**WORK TO COMPLETE**:
Repeat the listing exactly as given, omitting every image.

-- BEGIN EXTRACTED MATERIAL --

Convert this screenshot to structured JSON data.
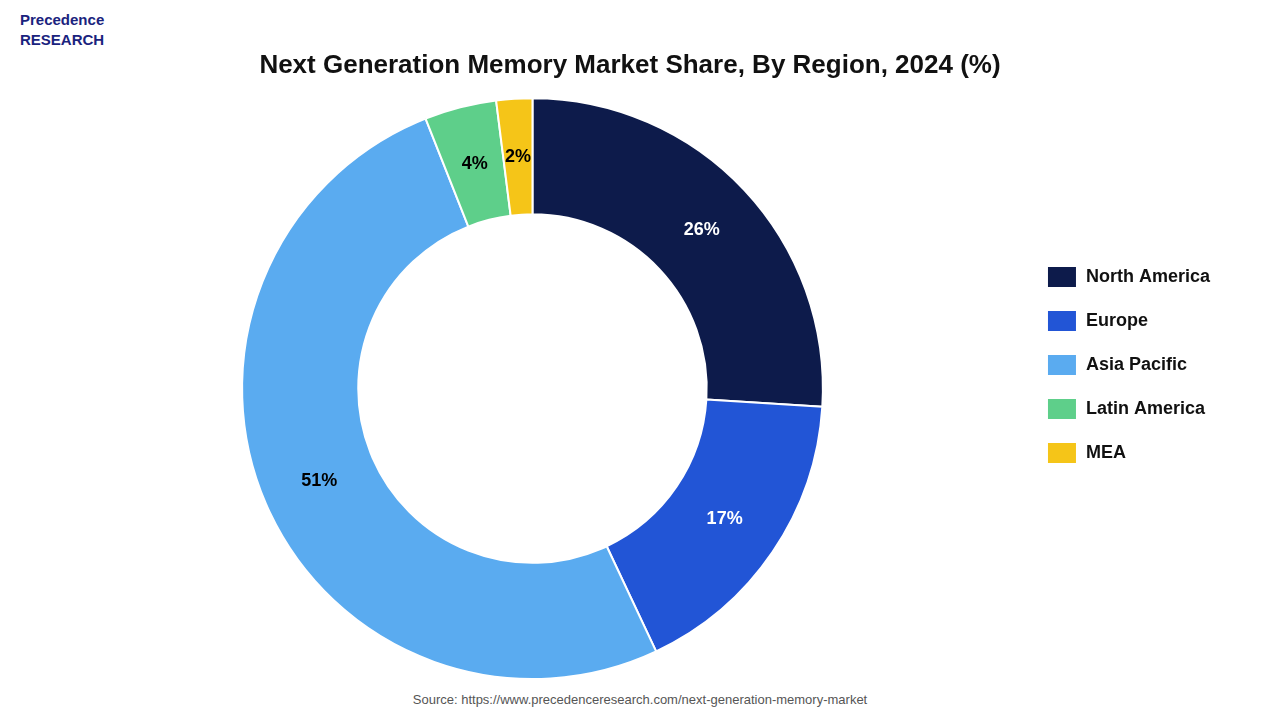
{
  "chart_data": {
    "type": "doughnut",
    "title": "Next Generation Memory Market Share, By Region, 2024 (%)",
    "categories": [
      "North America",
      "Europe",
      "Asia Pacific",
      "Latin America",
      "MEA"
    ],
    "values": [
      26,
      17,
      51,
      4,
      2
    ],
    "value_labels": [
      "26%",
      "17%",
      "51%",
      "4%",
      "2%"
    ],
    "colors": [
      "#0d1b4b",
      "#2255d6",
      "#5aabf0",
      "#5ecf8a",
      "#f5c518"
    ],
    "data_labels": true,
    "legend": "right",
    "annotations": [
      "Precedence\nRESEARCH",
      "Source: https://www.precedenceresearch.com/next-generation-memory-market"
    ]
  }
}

-- END EXTRACTED MATERIAL --

**SOLUTION TO THIS TASK**:
Convert this screenshot to structured JSON data.
{
  "chart_data": {
    "type": "doughnut",
    "title": "Next Generation Memory Market Share, By Region, 2024 (%)",
    "categories": [
      "North America",
      "Europe",
      "Asia Pacific",
      "Latin America",
      "MEA"
    ],
    "values": [
      26,
      17,
      51,
      4,
      2
    ],
    "value_labels": [
      "26%",
      "17%",
      "51%",
      "4%",
      "2%"
    ],
    "colors": [
      "#0d1b4b",
      "#2255d6",
      "#5aabf0",
      "#5ecf8a",
      "#f5c518"
    ],
    "data_labels": true,
    "legend": "right",
    "annotations": [
      "Precedence\nRESEARCH",
      "Source: https://www.precedenceresearch.com/next-generation-memory-market"
    ]
  }
}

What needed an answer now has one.